### Data items
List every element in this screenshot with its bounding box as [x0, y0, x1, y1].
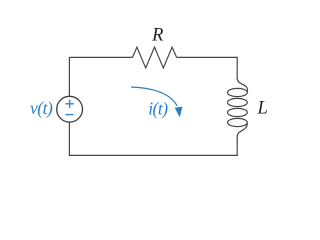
- svg-text:R: R: [151, 26, 163, 46]
- voltage source V1 plus sign: [65, 100, 73, 108]
- current arrow i(t) arc: [131, 87, 177, 106]
- svg-text:v(t): v(t): [30, 98, 53, 118]
- voltage source V1 minus sign: [66, 114, 74, 116]
- wire left vertical up from source to top-left corner: [68, 57, 70, 96]
- svg-text:i(t): i(t): [148, 99, 168, 119]
- current arrow i(t) arrowhead: [175, 107, 183, 118]
- svg-text:L: L: [257, 99, 268, 119]
- wire top-left horizontal (source to resistor): [69, 56, 132, 58]
- wire inductor to bottom-right corner: [236, 136, 238, 155]
- wire bottom-left vertical up to source: [68, 122, 70, 156]
- resistor R1 zigzag: [133, 47, 177, 68]
- inductor L1 coil: [228, 79, 248, 137]
- voltage source V1 circle: [57, 96, 83, 122]
- wire bottom horizontal: [69, 154, 238, 156]
- wire resistor to top-right corner: [177, 56, 238, 58]
- wire right vertical down to inductor: [236, 57, 238, 79]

### Given task
Print every line of the entries above verbatim, leaving out the pictures.

### Problem solution
List every element in this screenshot with its bounding box as [x0, y0, x1, y1].
- svg-text:R: R: [151, 26, 163, 46]
- voltage source V1 plus sign: [65, 100, 73, 108]
- current arrow i(t) arc: [131, 87, 177, 106]
- svg-text:v(t): v(t): [30, 98, 53, 118]
- voltage source V1 minus sign: [66, 114, 74, 116]
- wire left vertical up from source to top-left corner: [68, 57, 70, 96]
- svg-text:i(t): i(t): [148, 99, 168, 119]
- current arrow i(t) arrowhead: [175, 107, 183, 118]
- svg-text:L: L: [257, 99, 268, 119]
- wire top-left horizontal (source to resistor): [69, 56, 132, 58]
- wire inductor to bottom-right corner: [236, 136, 238, 155]
- wire bottom-left vertical up to source: [68, 122, 70, 156]
- resistor R1 zigzag: [133, 47, 177, 68]
- inductor L1 coil: [228, 79, 248, 137]
- voltage source V1 circle: [57, 96, 83, 122]
- wire bottom horizontal: [69, 154, 238, 156]
- wire resistor to top-right corner: [177, 56, 238, 58]
- wire right vertical down to inductor: [236, 57, 238, 79]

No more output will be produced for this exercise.